Extracted records:

----------------------------------------

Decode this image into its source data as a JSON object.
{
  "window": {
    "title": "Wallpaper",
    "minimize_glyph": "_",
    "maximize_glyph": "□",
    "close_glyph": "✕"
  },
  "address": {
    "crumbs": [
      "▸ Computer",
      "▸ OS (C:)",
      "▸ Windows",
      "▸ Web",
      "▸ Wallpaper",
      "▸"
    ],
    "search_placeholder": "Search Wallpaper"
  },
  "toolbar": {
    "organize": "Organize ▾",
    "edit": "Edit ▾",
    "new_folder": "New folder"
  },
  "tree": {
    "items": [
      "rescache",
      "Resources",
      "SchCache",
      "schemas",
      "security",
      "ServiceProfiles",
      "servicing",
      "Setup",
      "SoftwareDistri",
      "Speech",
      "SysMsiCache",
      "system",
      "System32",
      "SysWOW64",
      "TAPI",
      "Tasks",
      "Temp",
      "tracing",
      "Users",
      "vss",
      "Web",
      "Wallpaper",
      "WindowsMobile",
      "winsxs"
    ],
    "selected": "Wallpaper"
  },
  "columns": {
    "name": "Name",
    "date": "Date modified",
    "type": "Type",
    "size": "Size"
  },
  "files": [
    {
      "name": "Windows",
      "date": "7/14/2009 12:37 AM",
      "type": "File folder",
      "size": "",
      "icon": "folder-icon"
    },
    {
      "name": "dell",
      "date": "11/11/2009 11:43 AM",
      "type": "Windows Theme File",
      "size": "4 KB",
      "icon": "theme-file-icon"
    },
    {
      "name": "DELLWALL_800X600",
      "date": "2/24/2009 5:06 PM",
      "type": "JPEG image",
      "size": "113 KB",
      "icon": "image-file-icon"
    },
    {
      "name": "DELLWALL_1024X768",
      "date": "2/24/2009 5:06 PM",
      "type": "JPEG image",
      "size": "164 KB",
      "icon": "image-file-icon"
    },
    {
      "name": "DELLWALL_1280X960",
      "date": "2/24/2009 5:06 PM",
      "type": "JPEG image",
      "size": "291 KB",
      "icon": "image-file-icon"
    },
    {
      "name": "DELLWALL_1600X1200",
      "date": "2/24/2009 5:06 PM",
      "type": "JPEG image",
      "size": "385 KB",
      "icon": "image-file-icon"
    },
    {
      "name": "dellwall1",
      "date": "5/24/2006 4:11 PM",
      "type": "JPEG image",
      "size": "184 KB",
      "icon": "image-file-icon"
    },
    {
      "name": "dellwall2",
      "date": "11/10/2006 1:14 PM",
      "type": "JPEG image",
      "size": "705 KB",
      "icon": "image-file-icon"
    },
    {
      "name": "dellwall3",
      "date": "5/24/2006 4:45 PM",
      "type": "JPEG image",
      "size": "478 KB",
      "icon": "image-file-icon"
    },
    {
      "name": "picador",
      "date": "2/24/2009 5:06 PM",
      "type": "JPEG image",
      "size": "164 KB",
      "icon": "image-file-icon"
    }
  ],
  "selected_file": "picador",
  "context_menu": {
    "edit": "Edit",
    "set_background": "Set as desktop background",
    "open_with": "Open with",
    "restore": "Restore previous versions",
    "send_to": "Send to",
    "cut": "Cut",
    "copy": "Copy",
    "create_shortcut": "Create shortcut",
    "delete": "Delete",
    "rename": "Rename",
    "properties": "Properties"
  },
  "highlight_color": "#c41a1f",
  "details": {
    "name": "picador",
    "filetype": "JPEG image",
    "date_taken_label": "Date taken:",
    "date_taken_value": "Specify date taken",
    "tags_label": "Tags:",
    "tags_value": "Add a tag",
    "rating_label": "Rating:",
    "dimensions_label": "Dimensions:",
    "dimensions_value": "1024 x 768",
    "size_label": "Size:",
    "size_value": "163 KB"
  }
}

----------------------------------------

» STATED TASK
Return the entries above exactly, each one complete.

» THE OUTPUT
Decode this image into its source data as a JSON object.
{
  "window": {
    "title": "Wallpaper",
    "minimize_glyph": "_",
    "maximize_glyph": "□",
    "close_glyph": "✕"
  },
  "address": {
    "crumbs": [
      "▸ Computer",
      "▸ OS (C:)",
      "▸ Windows",
      "▸ Web",
      "▸ Wallpaper",
      "▸"
    ],
    "search_placeholder": "Search Wallpaper"
  },
  "toolbar": {
    "organize": "Organize ▾",
    "edit": "Edit ▾",
    "new_folder": "New folder"
  },
  "tree": {
    "items": [
      "rescache",
      "Resources",
      "SchCache",
      "schemas",
      "security",
      "ServiceProfiles",
      "servicing",
      "Setup",
      "SoftwareDistri",
      "Speech",
      "SysMsiCache",
      "system",
      "System32",
      "SysWOW64",
      "TAPI",
      "Tasks",
      "Temp",
      "tracing",
      "Users",
      "vss",
      "Web",
      "Wallpaper",
      "WindowsMobile",
      "winsxs"
    ],
    "selected": "Wallpaper"
  },
  "columns": {
    "name": "Name",
    "date": "Date modified",
    "type": "Type",
    "size": "Size"
  },
  "files": [
    {
      "name": "Windows",
      "date": "7/14/2009 12:37 AM",
      "type": "File folder",
      "size": "",
      "icon": "folder-icon"
    },
    {
      "name": "dell",
      "date": "11/11/2009 11:43 AM",
      "type": "Windows Theme File",
      "size": "4 KB",
      "icon": "theme-file-icon"
    },
    {
      "name": "DELLWALL_800X600",
      "date": "2/24/2009 5:06 PM",
      "type": "JPEG image",
      "size": "113 KB",
      "icon": "image-file-icon"
    },
    {
      "name": "DELLWALL_1024X768",
      "date": "2/24/2009 5:06 PM",
      "type": "JPEG image",
      "size": "164 KB",
      "icon": "image-file-icon"
    },
    {
      "name": "DELLWALL_1280X960",
      "date": "2/24/2009 5:06 PM",
      "type": "JPEG image",
      "size": "291 KB",
      "icon": "image-file-icon"
    },
    {
      "name": "DELLWALL_1600X1200",
      "date": "2/24/2009 5:06 PM",
      "type": "JPEG image",
      "size": "385 KB",
      "icon": "image-file-icon"
    },
    {
      "name": "dellwall1",
      "date": "5/24/2006 4:11 PM",
      "type": "JPEG image",
      "size": "184 KB",
      "icon": "image-file-icon"
    },
    {
      "name": "dellwall2",
      "date": "11/10/2006 1:14 PM",
      "type": "JPEG image",
      "size": "705 KB",
      "icon": "image-file-icon"
    },
    {
      "name": "dellwall3",
      "date": "5/24/2006 4:45 PM",
      "type": "JPEG image",
      "size": "478 KB",
      "icon": "image-file-icon"
    },
    {
      "name": "picador",
      "date": "2/24/2009 5:06 PM",
      "type": "JPEG image",
      "size": "164 KB",
      "icon": "image-file-icon"
    }
  ],
  "selected_file": "picador",
  "context_menu": {
    "edit": "Edit",
    "set_background": "Set as desktop background",
    "open_with": "Open with",
    "restore": "Restore previous versions",
    "send_to": "Send to",
    "cut": "Cut",
    "copy": "Copy",
    "create_shortcut": "Create shortcut",
    "delete": "Delete",
    "rename": "Rename",
    "properties": "Properties"
  },
  "highlight_color": "#c41a1f",
  "details": {
    "name": "picador",
    "filetype": "JPEG image",
    "date_taken_label": "Date taken:",
    "date_taken_value": "Specify date taken",
    "tags_label": "Tags:",
    "tags_value": "Add a tag",
    "rating_label": "Rating:",
    "dimensions_label": "Dimensions:",
    "dimensions_value": "1024 x 768",
    "size_label": "Size:",
    "size_value": "163 KB"
  }
}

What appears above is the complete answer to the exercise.